_WHAT YOU NEED TO DO_
Note each line of the listing that contains the string "trans", and copy it.

_PROVIDED INFORMATION_
◇ ◇ ◇
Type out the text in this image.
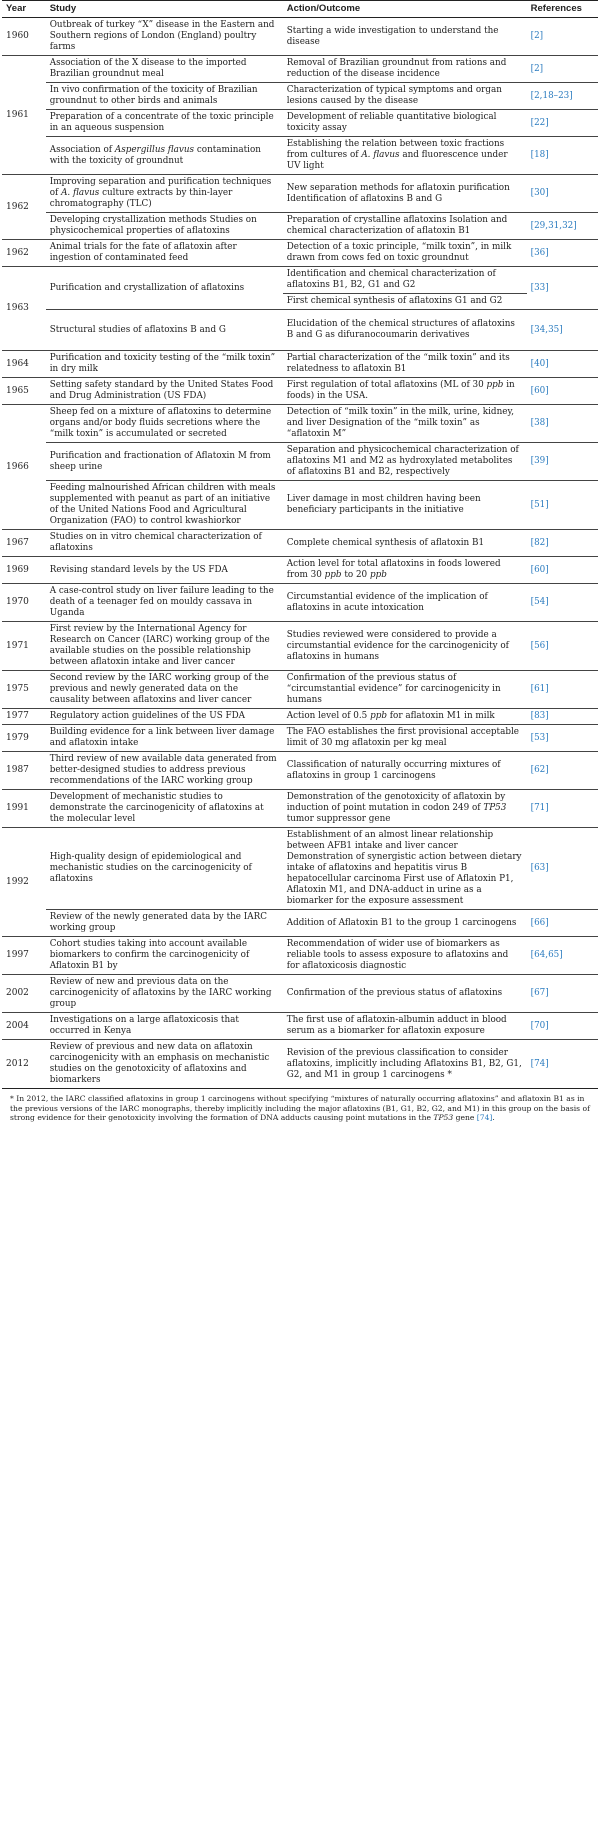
Year	Study	Action/Outcome	References
1960	Outbreak of turkey “X” disease in the Eastern and Southern regions of London (England) poultry farms	Starting a wide investigation to understand the disease	[2]
1961	Association of the X disease to the imported Brazilian groundnut meal	Removal of Brazilian groundnut from rations and reduction of the disease incidence	[2]
	In vivo confirmation of the toxicity of Brazilian groundnut to other birds and animals	Characterization of typical symptoms and organ lesions caused by the disease	[2,18–23]
	Preparation of a concentrate of the toxic principle in an aqueous suspension	Development of reliable quantitative biological toxicity assay	[22]
	Association of Aspergillus flavus contamination with the toxicity of groundnut	Establishing the relation between toxic fractions from cultures of A. flavus and fluorescence under UV light	[18]
1962	Improving separation and purification techniques of A. flavus culture extracts by thin-layer chromatography (TLC)	New separation methods for aflatoxin purification Identification of aflatoxins B and G	[30]
	Developing crystallization methods Studies on physicochemical properties of aflatoxins	Preparation of crystalline aflatoxins Isolation and chemical characterization of aflatoxin B1	[29,31,32]
1962	Animal trials for the fate of aflatoxin after ingestion of contaminated feed	Detection of a toxic principle, “milk toxin”, in milk drawn from cows fed on toxic groundnut	[36]
1963	Purification and crystallization of aflatoxins	Identification and chemical characterization of aflatoxins B1, B2, G1 and G2	[33]
		First chemical synthesis of aflatoxins G1 and G2	
	Structural studies of aflatoxins B and G	Elucidation of the chemical structures of aflatoxins B and G as difuranocoumarin derivatives	[34,35]
1964	Purification and toxicity testing of the “milk toxin” in dry milk	Partial characterization of the “milk toxin” and its relatedness to aflatoxin B1	[40]
1965	Setting safety standard by the United States Food and Drug Administration (US FDA)	First regulation of total aflatoxins (ML of 30 ppb in foods) in the USA.	[60]
1966	Sheep fed on a mixture of aflatoxins to determine organs and/or body fluids secretions where the “milk toxin” is accumulated or secreted	Detection of “milk toxin” in the milk, urine, kidney, and liver Designation of the “milk toxin” as “aflatoxin M”	[38]
	Purification and fractionation of Aflatoxin M from sheep urine	Separation and physicochemical characterization of aflatoxins M1 and M2 as hydroxylated metabolites of aflatoxins B1 and B2, respectively	[39]
	Feeding malnourished African children with meals supplemented with peanut as part of an initiative of the United Nations Food and Agricultural Organization (FAO) to control kwashiorkor	Liver damage in most children having been beneficiary participants in the initiative	[51]
1967	Studies on in vitro chemical characterization of aflatoxins	Complete chemical synthesis of aflatoxin B1	[82]
1969	Revising standard levels by the US FDA	Action level for total aflatoxins in foods lowered from 30 ppb to 20 ppb	[60]
1970	A case-control study on liver failure leading to the death of a teenager fed on mouldy cassava in Uganda	Circumstantial evidence of the implication of aflatoxins in acute intoxication	[54]
1971	First review by the International Agency for Research on Cancer (IARC) working group of the available studies on the possible relationship between aflatoxin intake and liver cancer	Studies reviewed were considered to provide a circumstantial evidence for the carcinogenicity of aflatoxins in humans	[56]
1975	Second review by the IARC working group of the previous and newly generated data on the causality between aflatoxins and liver cancer	Confirmation of the previous status of “circumstantial evidence” for carcinogenicity in humans	[61]
1977	Regulatory action guidelines of the US FDA	Action level of 0.5 ppb for aflatoxin M1 in milk	[83]
1979	Building evidence for a link between liver damage and aflatoxin intake	The FAO establishes the first provisional acceptable limit of 30 mg aflatoxin per kg meal	[53]
1987	Third review of new available data generated from better-designed studies to address previous recommendations of the IARC working group	Classification of naturally occurring mixtures of aflatoxins in group 1 carcinogens	[62]
1991	Development of mechanistic studies to demonstrate the carcinogenicity of aflatoxins at the molecular level	Demonstration of the genotoxicity of aflatoxin by induction of point mutation in codon 249 of TP53 tumor suppressor gene	[71]
1992	High-quality design of epidemiological and mechanistic studies on the carcinogenicity of aflatoxins	Establishment of an almost linear relationship between AFB1 intake and liver cancer Demonstration of synergistic action between dietary intake of aflatoxins and hepatitis virus B hepatocellular carcinoma First use of Aflatoxin P1, Aflatoxin M1, and DNA-adduct in urine as a biomarker for the exposure assessment	[63]
	Review of the newly generated data by the IARC working group	Addition of Aflatoxin B1 to the group 1 carcinogens	[66]
1997	Cohort studies taking into account available biomarkers to confirm the carcinogenicity of Aflatoxin B1 by	Recommendation of wider use of biomarkers as reliable tools to assess exposure to aflatoxins and for aflatoxicosis diagnostic	[64,65]
2002	Review of new and previous data on the carcinogenicity of aflatoxins by the IARC working group	Confirmation of the previous status of aflatoxins	[67]
2004	Investigations on a large aflatoxicosis that occurred in Kenya	The first use of aflatoxin-albumin adduct in blood serum as a biomarker for aflatoxin exposure	[70]
2012	Review of previous and new data on aflatoxin carcinogenicity with an emphasis on mechanistic studies on the genotoxicity of aflatoxins and biomarkers	Revision of the previous classification to consider aflatoxins, implicitly including Aflatoxins B1, B2, G1, G2, and M1 in group 1 carcinogens *	[74]
* In 2012, the IARC classified aflatoxins in group 1 carcinogens without specifying “mixtures of naturally occurring aflatoxins” and aflatoxin B1 as in the previous versions of the IARC monographs, thereby implicitly including the major aflatoxins (B1, G1, B2, G2, and M1) in this group on the basis of strong evidence for their genotoxicity involving the formation of DNA adducts causing point mutations in the TP53 gene [74].
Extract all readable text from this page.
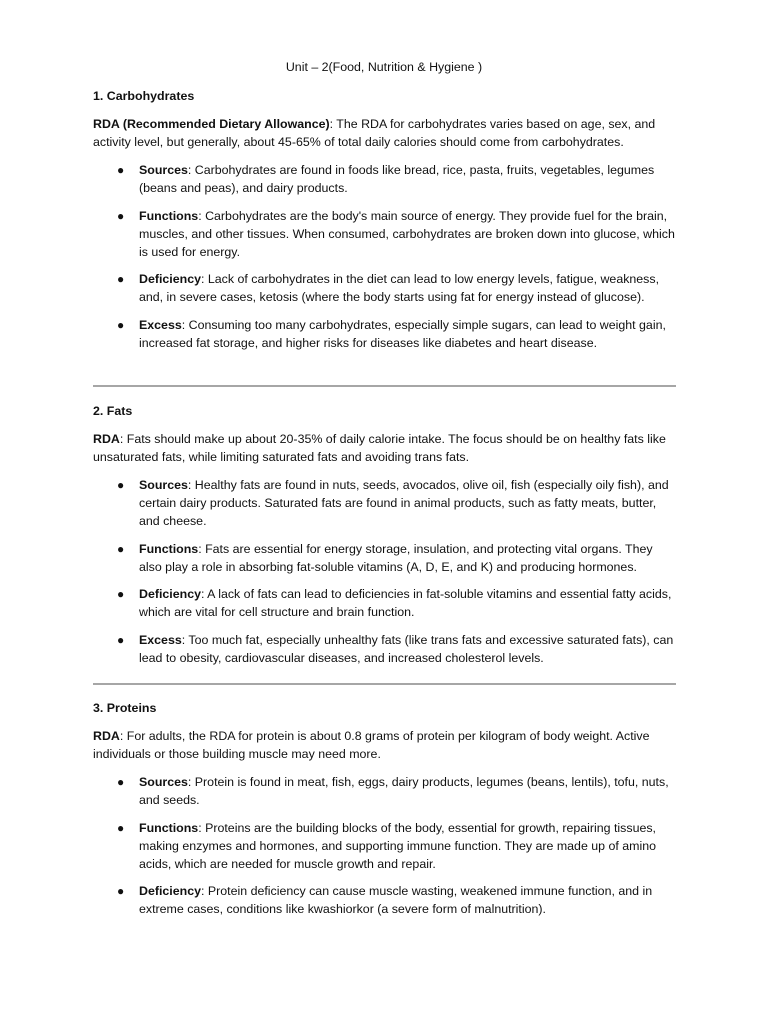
Unit – 2(Food, Nutrition & Hygiene )

1. Carbohydrates

RDA (Recommended Dietary Allowance): The RDA for carbohydrates varies based on age, sex, and activity level, but generally, about 45-65% of total daily calories should come from carbohydrates.

● Sources: Carbohydrates are found in foods like bread, rice, pasta, fruits, vegetables, legumes (beans and peas), and dairy products.
● Functions: Carbohydrates are the body's main source of energy. They provide fuel for the brain, muscles, and other tissues. When consumed, carbohydrates are broken down into glucose, which is used for energy.
● Deficiency: Lack of carbohydrates in the diet can lead to low energy levels, fatigue, weakness, and, in severe cases, ketosis (where the body starts using fat for energy instead of glucose).
● Excess: Consuming too many carbohydrates, especially simple sugars, can lead to weight gain, increased fat storage, and higher risks for diseases like diabetes and heart disease.

2. Fats

RDA: Fats should make up about 20-35% of daily calorie intake. The focus should be on healthy fats like unsaturated fats, while limiting saturated fats and avoiding trans fats.

● Sources: Healthy fats are found in nuts, seeds, avocados, olive oil, fish (especially oily fish), and certain dairy products. Saturated fats are found in animal products, such as fatty meats, butter, and cheese.
● Functions: Fats are essential for energy storage, insulation, and protecting vital organs. They also play a role in absorbing fat-soluble vitamins (A, D, E, and K) and producing hormones.
● Deficiency: A lack of fats can lead to deficiencies in fat-soluble vitamins and essential fatty acids, which are vital for cell structure and brain function.
● Excess: Too much fat, especially unhealthy fats (like trans fats and excessive saturated fats), can lead to obesity, cardiovascular diseases, and increased cholesterol levels.

3. Proteins

RDA: For adults, the RDA for protein is about 0.8 grams of protein per kilogram of body weight. Active individuals or those building muscle may need more.

● Sources: Protein is found in meat, fish, eggs, dairy products, legumes (beans, lentils), tofu, nuts, and seeds.
● Functions: Proteins are the building blocks of the body, essential for growth, repairing tissues, making enzymes and hormones, and supporting immune function. They are made up of amino acids, which are needed for muscle growth and repair.
● Deficiency: Protein deficiency can cause muscle wasting, weakened immune function, and in extreme cases, conditions like kwashiorkor (a severe form of malnutrition).
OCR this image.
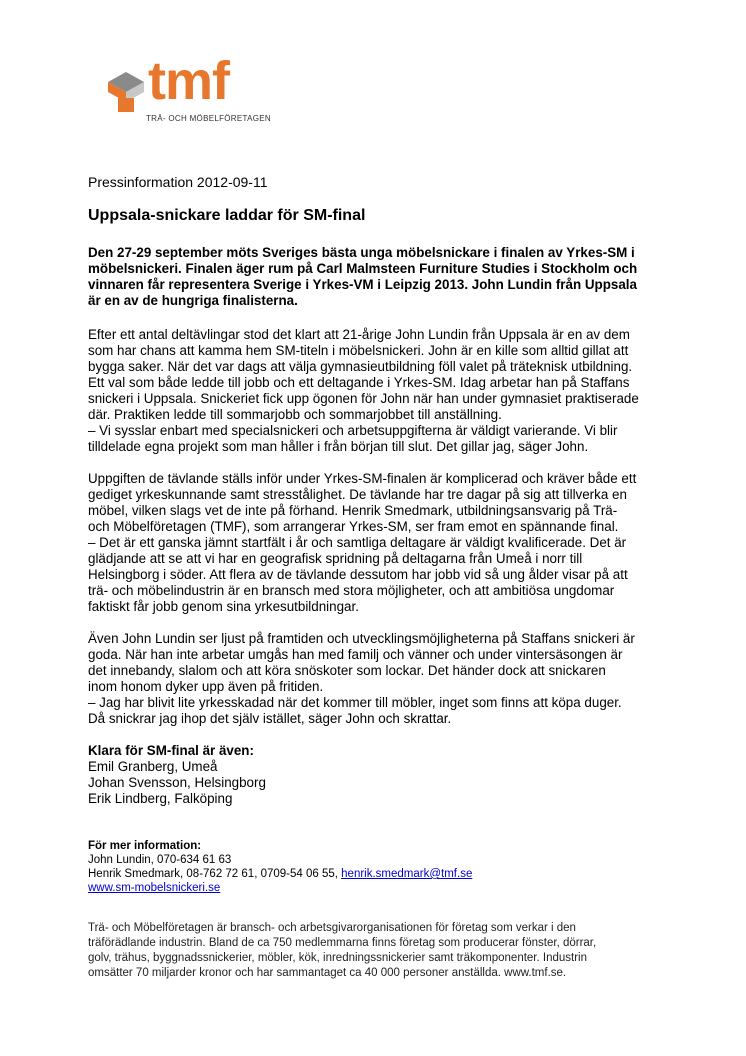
tmf
TRÄ- OCH MÖBELFÖRETAGEN

Pressinformation 2012-09-11

Uppsala-snickare laddar för SM-final

Den 27-29 september möts Sveriges bästa unga möbelsnickare i finalen av Yrkes-SM i
möbelsnickeri. Finalen äger rum på Carl Malmsteen Furniture Studies i Stockholm och
vinnaren får representera Sverige i Yrkes-VM i Leipzig 2013. John Lundin från Uppsala
är en av de hungriga finalisterna.

Efter ett antal deltävlingar stod det klart att 21-årige John Lundin från Uppsala är en av dem
som har chans att kamma hem SM-titeln i möbelsnickeri. John är en kille som alltid gillat att
bygga saker. När det var dags att välja gymnasieutbildning föll valet på träteknisk utbildning.
Ett val som både ledde till jobb och ett deltagande i Yrkes-SM. Idag arbetar han på Staffans
snickeri i Uppsala. Snickeriet fick upp ögonen för John när han under gymnasiet praktiserade
där. Praktiken ledde till sommarjobb och sommarjobbet till anställning.
– Vi sysslar enbart med specialsnickeri och arbetsuppgifterna är väldigt varierande. Vi blir
tilldelade egna projekt som man håller i från början till slut. Det gillar jag, säger John.

Uppgiften de tävlande ställs inför under Yrkes-SM-finalen är komplicerad och kräver både ett
gediget yrkeskunnande samt stresstålighet. De tävlande har tre dagar på sig att tillverka en
möbel, vilken slags vet de inte på förhand. Henrik Smedmark, utbildningsansvarig på Trä-
och Möbelföretagen (TMF), som arrangerar Yrkes-SM, ser fram emot en spännande final.
– Det är ett ganska jämnt startfält i år och samtliga deltagare är väldigt kvalificerade. Det är
glädjande att se att vi har en geografisk spridning på deltagarna från Umeå i norr till
Helsingborg i söder. Att flera av de tävlande dessutom har jobb vid så ung ålder visar på att
trä- och möbelindustrin är en bransch med stora möjligheter, och att ambitiösa ungdomar
faktiskt får jobb genom sina yrkesutbildningar.

Även John Lundin ser ljust på framtiden och utvecklingsmöjligheterna på Staffans snickeri är
goda. När han inte arbetar umgås han med familj och vänner och under vintersäsongen är
det innebandy, slalom och att köra snöskoter som lockar. Det händer dock att snickaren
inom honom dyker upp även på fritiden.
– Jag har blivit lite yrkesskadad när det kommer till möbler, inget som finns att köpa duger.
Då snickrar jag ihop det själv istället, säger John och skrattar.

Klara för SM-final är även:

Emil Granberg, Umeå
Johan Svensson, Helsingborg
Erik Lindberg, Falköping
För mer information:
John Lundin, 070-634 61 63
Henrik Smedmark, 08-762 72 61, 0709-54 06 55, henrik.smedmark@tmf.se
www.sm-mobelsnickeri.se
Trä- och Möbelföretagen är bransch- och arbetsgivarorganisationen för företag som verkar i den
träförädlande industrin. Bland de ca 750 medlemmarna finns företag som producerar fönster, dörrar,
golv, trähus, byggnadssnickerier, möbler, kök, inredningssnickerier samt träkomponenter. Industrin
omsätter 70 miljarder kronor och har sammantaget ca 40 000 personer anställda. www.tmf.se.
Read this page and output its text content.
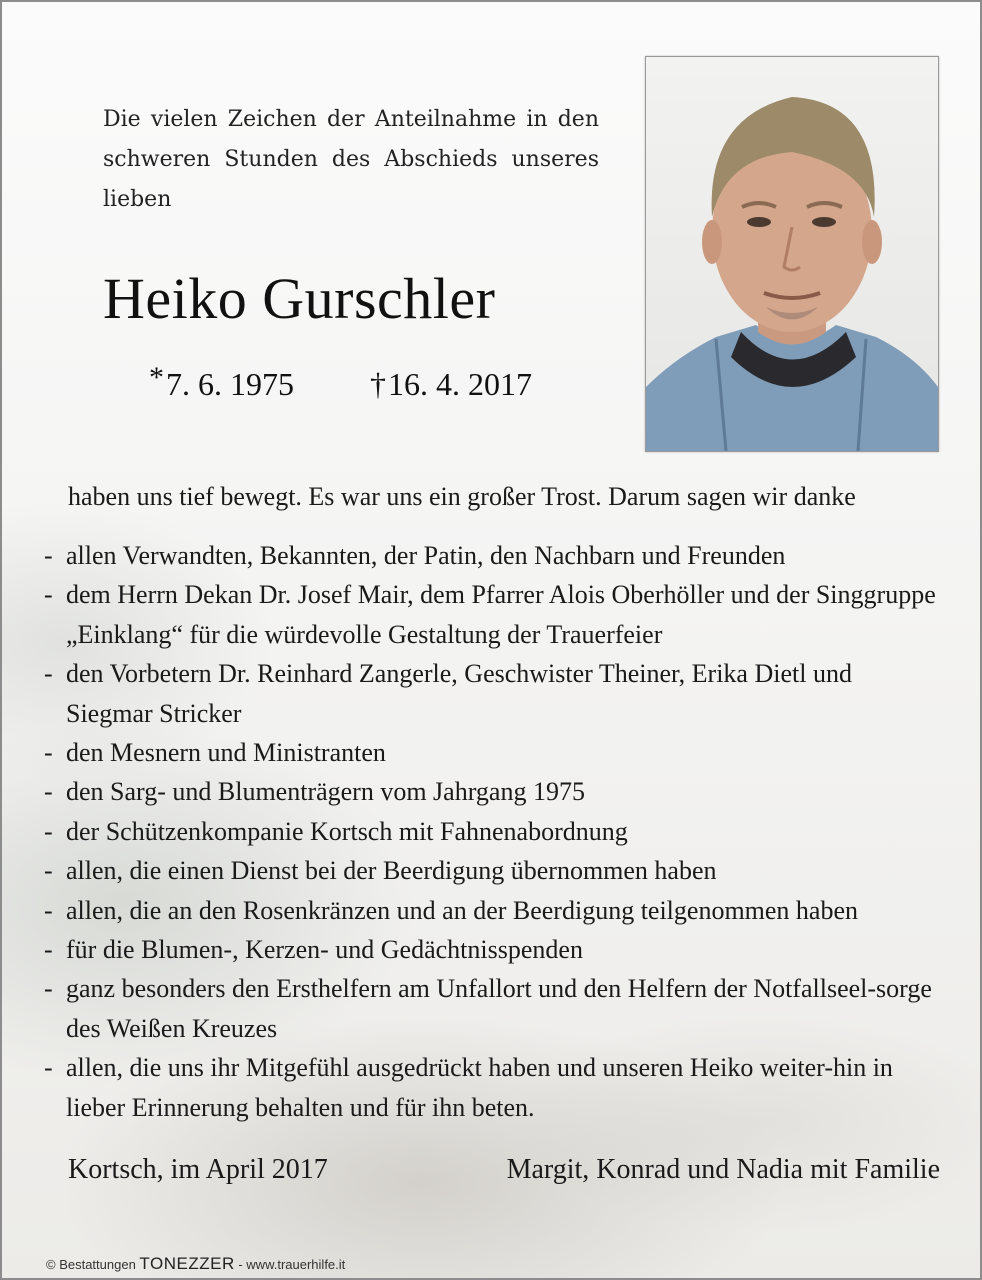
Die vielen Zeichen der Anteilnahme in den schweren Stunden des Abschieds unseres lieben
Heiko Gurschler
*7. 6. 1975 †16. 4. 2017
haben uns tief bewegt. Es war uns ein großer Trost. Darum sagen wir danke
- allen Verwandten, Bekannten, der Patin, den Nachbarn und Freunden
- dem Herrn Dekan Dr. Josef Mair, dem Pfarrer Alois Oberhöller und der Singgruppe „Einklang“ für die würdevolle Gestaltung der Trauerfeier
- den Vorbetern Dr. Reinhard Zangerle, Geschwister Theiner, Erika Dietl und Siegmar Stricker
- den Mesnern und Ministranten
- den Sarg- und Blumenträgern vom Jahrgang 1975
- der Schützenkompanie Kortsch mit Fahnenabordnung
- allen, die einen Dienst bei der Beerdigung übernommen haben
- allen, die an den Rosenkränzen und an der Beerdigung teilgenommen haben
- für die Blumen-, Kerzen- und Gedächtnisspenden
- ganz besonders den Ersthelfern am Unfallort und den Helfern der Notfallseel-sorge des Weißen Kreuzes
- allen, die uns ihr Mitgefühl ausgedrückt haben und unseren Heiko weiter-hin in lieber Erinnerung behalten und für ihn beten.
Kortsch, im April 2017	Margit, Konrad und Nadia mit Familie
© Bestattungen TONEZZER - www.trauerhilfe.it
◇ ◇ ◇
_EXERCISE RESPONSE_
RDA: Fats should make up about 20-35% of daily calorie intake. The focus should be on healthy fats like unsaturated fats, while limiting saturated fats and avoiding trans fats.
● Excess: Too much fat, especially unhealthy fats (like trans fats and excessive saturated fats), can lead to obesity, cardiovascular diseases, and increased cholesterol levels.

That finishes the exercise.